Go through the listing and set it down exactly, leaving out its pictures.

(Information shown)
□ □ □ □ □ □ □

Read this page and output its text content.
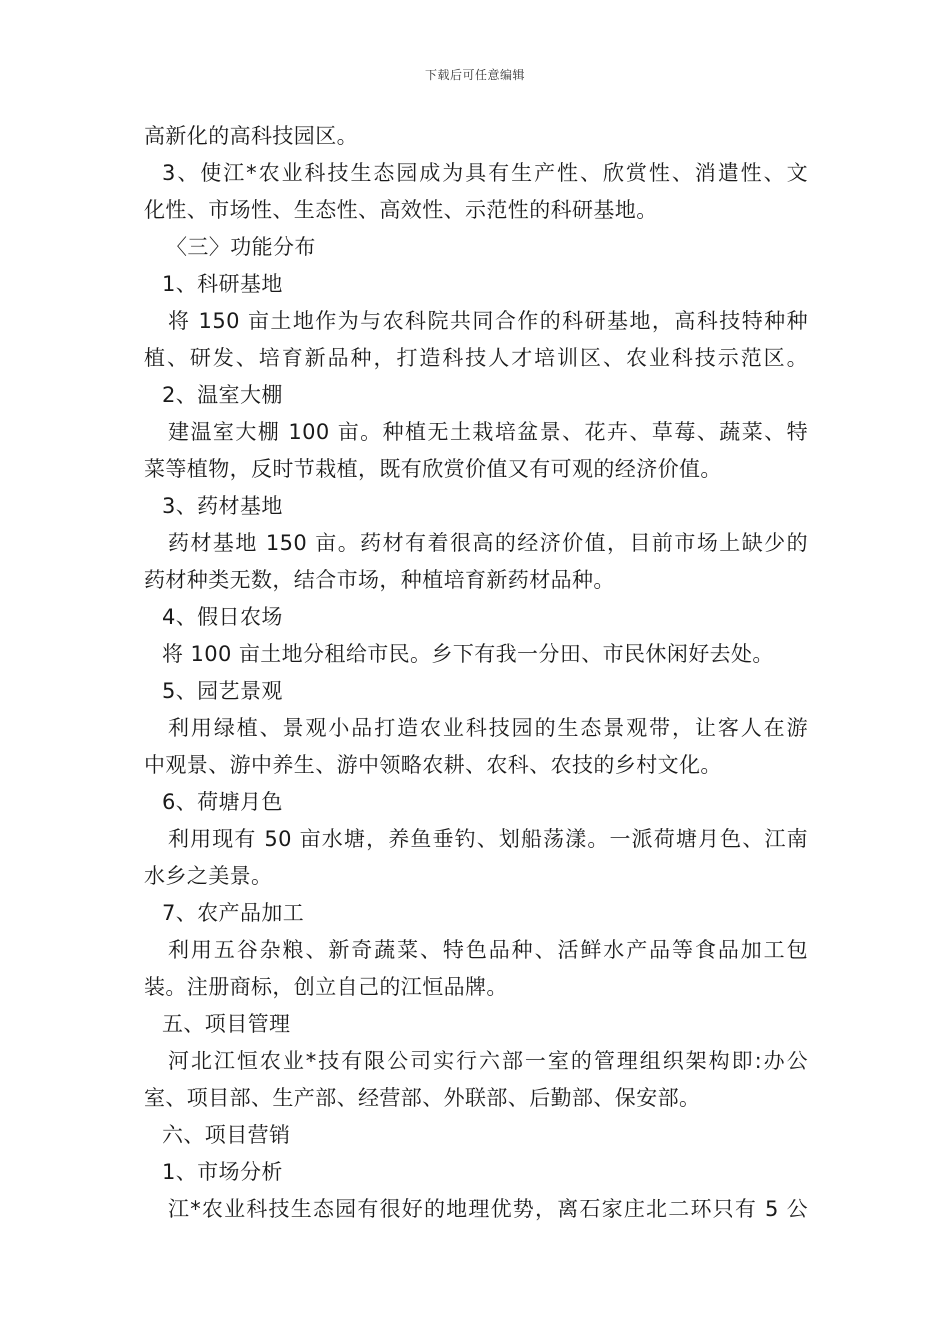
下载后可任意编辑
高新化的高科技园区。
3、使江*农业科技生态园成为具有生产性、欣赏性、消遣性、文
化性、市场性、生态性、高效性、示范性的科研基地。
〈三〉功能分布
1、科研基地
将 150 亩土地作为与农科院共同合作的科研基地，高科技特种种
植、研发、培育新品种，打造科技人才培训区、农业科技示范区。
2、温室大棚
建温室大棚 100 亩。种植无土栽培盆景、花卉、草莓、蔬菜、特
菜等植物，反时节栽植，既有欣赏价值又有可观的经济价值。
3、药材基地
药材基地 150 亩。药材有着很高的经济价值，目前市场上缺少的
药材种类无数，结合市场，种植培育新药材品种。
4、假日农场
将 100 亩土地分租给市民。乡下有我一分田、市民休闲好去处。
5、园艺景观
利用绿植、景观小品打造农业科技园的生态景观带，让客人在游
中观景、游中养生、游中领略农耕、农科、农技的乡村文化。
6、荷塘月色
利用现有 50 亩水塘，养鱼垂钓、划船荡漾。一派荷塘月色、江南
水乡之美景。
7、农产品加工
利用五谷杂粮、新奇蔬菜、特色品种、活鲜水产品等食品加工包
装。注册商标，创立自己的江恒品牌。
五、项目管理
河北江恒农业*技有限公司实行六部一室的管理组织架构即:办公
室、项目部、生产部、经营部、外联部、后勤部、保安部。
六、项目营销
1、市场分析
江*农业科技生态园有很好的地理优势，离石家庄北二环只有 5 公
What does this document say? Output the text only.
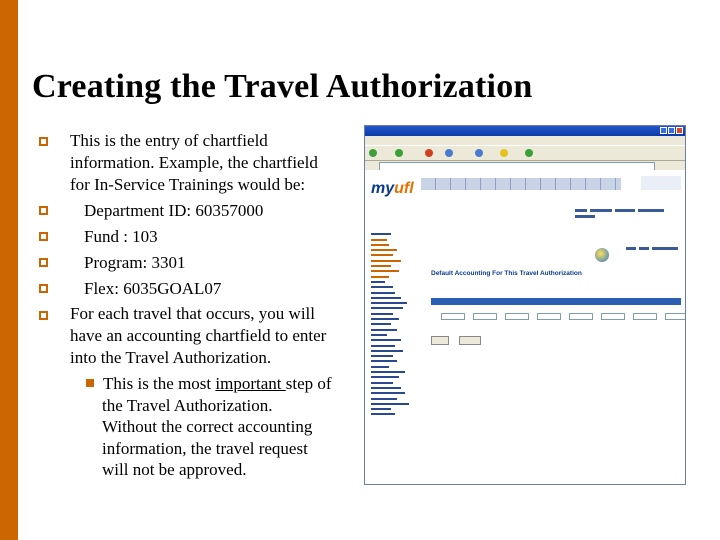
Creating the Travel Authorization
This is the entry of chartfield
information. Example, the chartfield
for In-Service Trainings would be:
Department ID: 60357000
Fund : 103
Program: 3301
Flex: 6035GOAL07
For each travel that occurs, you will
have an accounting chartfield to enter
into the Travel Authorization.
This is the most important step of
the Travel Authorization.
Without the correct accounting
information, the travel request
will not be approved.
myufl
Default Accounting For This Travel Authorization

□ □ □ □ □ □ □

(Final result)
Read this page and output its text content.
下载后可任意编辑
高新化的高科技园区。
3、使江*农业科技生态园成为具有生产性、欣赏性、消遣性、文
化性、市场性、生态性、高效性、示范性的科研基地。
〈三〉功能分布
1、科研基地
将 150 亩土地作为与农科院共同合作的科研基地，高科技特种种
植、研发、培育新品种，打造科技人才培训区、农业科技示范区。
2、温室大棚
建温室大棚 100 亩。种植无土栽培盆景、花卉、草莓、蔬菜、特
菜等植物，反时节栽植，既有欣赏价值又有可观的经济价值。
3、药材基地
药材基地 150 亩。药材有着很高的经济价值，目前市场上缺少的
药材种类无数，结合市场，种植培育新药材品种。
4、假日农场
将 100 亩土地分租给市民。乡下有我一分田、市民休闲好去处。
5、园艺景观
利用绿植、景观小品打造农业科技园的生态景观带，让客人在游
中观景、游中养生、游中领略农耕、农科、农技的乡村文化。
6、荷塘月色
利用现有 50 亩水塘，养鱼垂钓、划船荡漾。一派荷塘月色、江南
水乡之美景。
7、农产品加工
利用五谷杂粮、新奇蔬菜、特色品种、活鲜水产品等食品加工包
装。注册商标，创立自己的江恒品牌。
五、项目管理
河北江恒农业*技有限公司实行六部一室的管理组织架构即:办公
室、项目部、生产部、经营部、外联部、后勤部、保安部。
六、项目营销
1、市场分析
江*农业科技生态园有很好的地理优势，离石家庄北二环只有 5 公
What does this document say? Output the text only.
Creating the Travel Authorization
This is the entry of chartfield
information. Example, the chartfield
for In-Service Trainings would be:
Department ID: 60357000
Fund : 103
Program: 3301
Flex: 6035GOAL07
For each travel that occurs, you will
have an accounting chartfield to enter
into the Travel Authorization.
This is the most important step of
the Travel Authorization.
Without the correct accounting
information, the travel request
will not be approved.
myufl
Default Accounting For This Travel Authorization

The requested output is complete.